What this task involves
Without altering anything, repeat each of the records.

Rows
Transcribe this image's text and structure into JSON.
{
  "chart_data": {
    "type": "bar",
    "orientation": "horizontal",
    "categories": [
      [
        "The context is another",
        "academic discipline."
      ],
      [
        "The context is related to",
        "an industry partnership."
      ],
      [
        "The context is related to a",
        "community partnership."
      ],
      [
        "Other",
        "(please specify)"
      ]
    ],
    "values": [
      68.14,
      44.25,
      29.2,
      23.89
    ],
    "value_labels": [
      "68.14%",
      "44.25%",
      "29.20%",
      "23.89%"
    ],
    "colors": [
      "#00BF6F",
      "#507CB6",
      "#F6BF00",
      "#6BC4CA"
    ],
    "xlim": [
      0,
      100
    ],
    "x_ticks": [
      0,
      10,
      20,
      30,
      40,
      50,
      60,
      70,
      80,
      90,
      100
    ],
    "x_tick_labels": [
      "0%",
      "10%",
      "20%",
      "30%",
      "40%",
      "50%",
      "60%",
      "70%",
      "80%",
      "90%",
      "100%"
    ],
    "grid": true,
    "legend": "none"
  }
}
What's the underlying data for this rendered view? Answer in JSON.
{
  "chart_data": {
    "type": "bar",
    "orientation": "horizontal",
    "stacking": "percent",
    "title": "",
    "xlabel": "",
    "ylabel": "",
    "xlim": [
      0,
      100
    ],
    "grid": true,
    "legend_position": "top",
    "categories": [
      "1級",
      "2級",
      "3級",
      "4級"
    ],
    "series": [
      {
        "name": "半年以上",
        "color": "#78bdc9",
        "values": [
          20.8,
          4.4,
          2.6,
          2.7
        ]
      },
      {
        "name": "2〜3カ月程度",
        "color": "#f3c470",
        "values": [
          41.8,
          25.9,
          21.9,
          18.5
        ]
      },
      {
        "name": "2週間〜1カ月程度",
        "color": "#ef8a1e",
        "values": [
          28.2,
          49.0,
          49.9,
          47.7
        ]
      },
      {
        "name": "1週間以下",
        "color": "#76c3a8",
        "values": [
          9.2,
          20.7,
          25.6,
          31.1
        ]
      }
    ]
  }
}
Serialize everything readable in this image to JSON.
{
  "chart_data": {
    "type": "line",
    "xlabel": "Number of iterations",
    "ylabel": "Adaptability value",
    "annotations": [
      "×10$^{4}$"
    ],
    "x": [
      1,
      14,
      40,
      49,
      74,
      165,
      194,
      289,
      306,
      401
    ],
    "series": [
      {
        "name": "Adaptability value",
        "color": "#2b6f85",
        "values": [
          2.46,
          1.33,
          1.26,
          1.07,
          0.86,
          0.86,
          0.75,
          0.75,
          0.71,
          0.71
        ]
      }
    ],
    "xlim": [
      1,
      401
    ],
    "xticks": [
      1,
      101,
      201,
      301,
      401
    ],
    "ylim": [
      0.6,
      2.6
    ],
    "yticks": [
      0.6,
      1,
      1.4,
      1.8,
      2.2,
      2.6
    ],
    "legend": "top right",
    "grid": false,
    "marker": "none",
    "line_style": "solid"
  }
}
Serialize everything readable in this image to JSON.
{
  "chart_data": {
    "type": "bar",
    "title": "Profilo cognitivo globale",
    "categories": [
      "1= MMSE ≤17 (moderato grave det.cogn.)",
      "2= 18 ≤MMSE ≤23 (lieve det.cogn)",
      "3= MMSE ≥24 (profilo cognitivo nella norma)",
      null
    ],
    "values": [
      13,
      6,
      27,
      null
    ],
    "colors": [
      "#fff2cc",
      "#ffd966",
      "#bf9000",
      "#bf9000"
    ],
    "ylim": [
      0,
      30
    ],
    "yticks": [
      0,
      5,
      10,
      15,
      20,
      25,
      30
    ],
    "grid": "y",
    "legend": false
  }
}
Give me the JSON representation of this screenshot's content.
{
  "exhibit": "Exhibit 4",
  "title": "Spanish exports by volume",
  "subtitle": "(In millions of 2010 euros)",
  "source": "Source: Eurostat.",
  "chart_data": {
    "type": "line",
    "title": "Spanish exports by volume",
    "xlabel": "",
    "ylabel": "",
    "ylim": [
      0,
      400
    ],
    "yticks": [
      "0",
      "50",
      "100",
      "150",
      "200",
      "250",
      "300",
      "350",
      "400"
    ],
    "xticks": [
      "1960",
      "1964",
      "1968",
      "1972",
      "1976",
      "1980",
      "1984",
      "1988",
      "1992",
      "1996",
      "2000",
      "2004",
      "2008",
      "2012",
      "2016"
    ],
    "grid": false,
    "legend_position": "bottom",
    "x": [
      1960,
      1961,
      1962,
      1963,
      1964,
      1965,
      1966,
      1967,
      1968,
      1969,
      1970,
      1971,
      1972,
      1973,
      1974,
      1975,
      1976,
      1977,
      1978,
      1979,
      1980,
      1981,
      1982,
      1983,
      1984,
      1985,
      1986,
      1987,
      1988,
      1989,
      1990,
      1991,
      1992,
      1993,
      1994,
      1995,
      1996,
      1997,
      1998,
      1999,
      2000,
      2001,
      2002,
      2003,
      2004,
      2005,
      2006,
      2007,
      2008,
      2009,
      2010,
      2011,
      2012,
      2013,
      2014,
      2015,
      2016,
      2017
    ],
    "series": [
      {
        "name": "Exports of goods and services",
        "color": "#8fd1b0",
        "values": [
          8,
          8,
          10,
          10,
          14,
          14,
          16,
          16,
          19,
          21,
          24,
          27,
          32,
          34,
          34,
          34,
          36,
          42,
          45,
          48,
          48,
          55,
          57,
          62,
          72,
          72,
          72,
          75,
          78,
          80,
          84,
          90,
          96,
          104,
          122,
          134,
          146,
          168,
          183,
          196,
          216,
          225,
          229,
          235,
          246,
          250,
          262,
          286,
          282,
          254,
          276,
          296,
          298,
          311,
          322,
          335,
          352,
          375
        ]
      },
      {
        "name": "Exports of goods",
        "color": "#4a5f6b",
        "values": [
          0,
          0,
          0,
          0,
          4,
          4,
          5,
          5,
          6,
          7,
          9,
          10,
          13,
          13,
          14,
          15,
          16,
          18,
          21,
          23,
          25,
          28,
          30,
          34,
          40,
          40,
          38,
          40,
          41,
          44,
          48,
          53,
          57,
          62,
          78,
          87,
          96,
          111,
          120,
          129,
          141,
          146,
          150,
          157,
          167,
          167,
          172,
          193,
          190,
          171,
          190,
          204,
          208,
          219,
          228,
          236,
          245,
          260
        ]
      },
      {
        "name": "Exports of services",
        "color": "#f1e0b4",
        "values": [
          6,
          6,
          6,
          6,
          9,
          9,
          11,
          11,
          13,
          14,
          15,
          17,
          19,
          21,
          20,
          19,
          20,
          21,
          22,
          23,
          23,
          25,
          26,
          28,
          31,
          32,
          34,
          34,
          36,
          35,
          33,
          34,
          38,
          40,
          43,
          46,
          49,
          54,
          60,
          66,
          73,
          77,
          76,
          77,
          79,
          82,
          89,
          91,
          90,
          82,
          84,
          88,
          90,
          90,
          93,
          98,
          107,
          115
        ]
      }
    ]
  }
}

Full solution
Transcribe this image's text and structure into JSON.
{
  "chart_data": {
    "type": "bar",
    "orientation": "horizontal",
    "categories": [
      [
        "The context is another",
        "academic discipline."
      ],
      [
        "The context is related to",
        "an industry partnership."
      ],
      [
        "The context is related to a",
        "community partnership."
      ],
      [
        "Other",
        "(please specify)"
      ]
    ],
    "values": [
      68.14,
      44.25,
      29.2,
      23.89
    ],
    "value_labels": [
      "68.14%",
      "44.25%",
      "29.20%",
      "23.89%"
    ],
    "colors": [
      "#00BF6F",
      "#507CB6",
      "#F6BF00",
      "#6BC4CA"
    ],
    "xlim": [
      0,
      100
    ],
    "x_ticks": [
      0,
      10,
      20,
      30,
      40,
      50,
      60,
      70,
      80,
      90,
      100
    ],
    "x_tick_labels": [
      "0%",
      "10%",
      "20%",
      "30%",
      "40%",
      "50%",
      "60%",
      "70%",
      "80%",
      "90%",
      "100%"
    ],
    "grid": true,
    "legend": "none"
  }
}
What's the underlying data for this rendered view? Answer in JSON.
{
  "chart_data": {
    "type": "bar",
    "orientation": "horizontal",
    "stacking": "percent",
    "title": "",
    "xlabel": "",
    "ylabel": "",
    "xlim": [
      0,
      100
    ],
    "grid": true,
    "legend_position": "top",
    "categories": [
      "1級",
      "2級",
      "3級",
      "4級"
    ],
    "series": [
      {
        "name": "半年以上",
        "color": "#78bdc9",
        "values": [
          20.8,
          4.4,
          2.6,
          2.7
        ]
      },
      {
        "name": "2〜3カ月程度",
        "color": "#f3c470",
        "values": [
          41.8,
          25.9,
          21.9,
          18.5
        ]
      },
      {
        "name": "2週間〜1カ月程度",
        "color": "#ef8a1e",
        "values": [
          28.2,
          49.0,
          49.9,
          47.7
        ]
      },
      {
        "name": "1週間以下",
        "color": "#76c3a8",
        "values": [
          9.2,
          20.7,
          25.6,
          31.1
        ]
      }
    ]
  }
}
Serialize everything readable in this image to JSON.
{
  "chart_data": {
    "type": "line",
    "xlabel": "Number of iterations",
    "ylabel": "Adaptability value",
    "annotations": [
      "×10$^{4}$"
    ],
    "x": [
      1,
      14,
      40,
      49,
      74,
      165,
      194,
      289,
      306,
      401
    ],
    "series": [
      {
        "name": "Adaptability value",
        "color": "#2b6f85",
        "values": [
          2.46,
          1.33,
          1.26,
          1.07,
          0.86,
          0.86,
          0.75,
          0.75,
          0.71,
          0.71
        ]
      }
    ],
    "xlim": [
      1,
      401
    ],
    "xticks": [
      1,
      101,
      201,
      301,
      401
    ],
    "ylim": [
      0.6,
      2.6
    ],
    "yticks": [
      0.6,
      1,
      1.4,
      1.8,
      2.2,
      2.6
    ],
    "legend": "top right",
    "grid": false,
    "marker": "none",
    "line_style": "solid"
  }
}
Serialize everything readable in this image to JSON.
{
  "chart_data": {
    "type": "bar",
    "title": "Profilo cognitivo globale",
    "categories": [
      "1= MMSE ≤17 (moderato grave det.cogn.)",
      "2= 18 ≤MMSE ≤23 (lieve det.cogn)",
      "3= MMSE ≥24 (profilo cognitivo nella norma)",
      null
    ],
    "values": [
      13,
      6,
      27,
      null
    ],
    "colors": [
      "#fff2cc",
      "#ffd966",
      "#bf9000",
      "#bf9000"
    ],
    "ylim": [
      0,
      30
    ],
    "yticks": [
      0,
      5,
      10,
      15,
      20,
      25,
      30
    ],
    "grid": "y",
    "legend": false
  }
}
Give me the JSON representation of this screenshot's content.
{
  "exhibit": "Exhibit 4",
  "title": "Spanish exports by volume",
  "subtitle": "(In millions of 2010 euros)",
  "source": "Source: Eurostat.",
  "chart_data": {
    "type": "line",
    "title": "Spanish exports by volume",
    "xlabel": "",
    "ylabel": "",
    "ylim": [
      0,
      400
    ],
    "yticks": [
      "0",
      "50",
      "100",
      "150",
      "200",
      "250",
      "300",
      "350",
      "400"
    ],
    "xticks": [
      "1960",
      "1964",
      "1968",
      "1972",
      "1976",
      "1980",
      "1984",
      "1988",
      "1992",
      "1996",
      "2000",
      "2004",
      "2008",
      "2012",
      "2016"
    ],
    "grid": false,
    "legend_position": "bottom",
    "x": [
      1960,
      1961,
      1962,
      1963,
      1964,
      1965,
      1966,
      1967,
      1968,
      1969,
      1970,
      1971,
      1972,
      1973,
      1974,
      1975,
      1976,
      1977,
      1978,
      1979,
      1980,
      1981,
      1982,
      1983,
      1984,
      1985,
      1986,
      1987,
      1988,
      1989,
      1990,
      1991,
      1992,
      1993,
      1994,
      1995,
      1996,
      1997,
      1998,
      1999,
      2000,
      2001,
      2002,
      2003,
      2004,
      2005,
      2006,
      2007,
      2008,
      2009,
      2010,
      2011,
      2012,
      2013,
      2014,
      2015,
      2016,
      2017
    ],
    "series": [
      {
        "name": "Exports of goods and services",
        "color": "#8fd1b0",
        "values": [
          8,
          8,
          10,
          10,
          14,
          14,
          16,
          16,
          19,
          21,
          24,
          27,
          32,
          34,
          34,
          34,
          36,
          42,
          45,
          48,
          48,
          55,
          57,
          62,
          72,
          72,
          72,
          75,
          78,
          80,
          84,
          90,
          96,
          104,
          122,
          134,
          146,
          168,
          183,
          196,
          216,
          225,
          229,
          235,
          246,
          250,
          262,
          286,
          282,
          254,
          276,
          296,
          298,
          311,
          322,
          335,
          352,
          375
        ]
      },
      {
        "name": "Exports of goods",
        "color": "#4a5f6b",
        "values": [
          0,
          0,
          0,
          0,
          4,
          4,
          5,
          5,
          6,
          7,
          9,
          10,
          13,
          13,
          14,
          15,
          16,
          18,
          21,
          23,
          25,
          28,
          30,
          34,
          40,
          40,
          38,
          40,
          41,
          44,
          48,
          53,
          57,
          62,
          78,
          87,
          96,
          111,
          120,
          129,
          141,
          146,
          150,
          157,
          167,
          167,
          172,
          193,
          190,
          171,
          190,
          204,
          208,
          219,
          228,
          236,
          245,
          260
        ]
      },
      {
        "name": "Exports of services",
        "color": "#f1e0b4",
        "values": [
          6,
          6,
          6,
          6,
          9,
          9,
          11,
          11,
          13,
          14,
          15,
          17,
          19,
          21,
          20,
          19,
          20,
          21,
          22,
          23,
          23,
          25,
          26,
          28,
          31,
          32,
          34,
          34,
          36,
          35,
          33,
          34,
          38,
          40,
          43,
          46,
          49,
          54,
          60,
          66,
          73,
          77,
          76,
          77,
          79,
          82,
          89,
          91,
          90,
          82,
          84,
          88,
          90,
          90,
          93,
          98,
          107,
          115
        ]
      }
    ]
  }
}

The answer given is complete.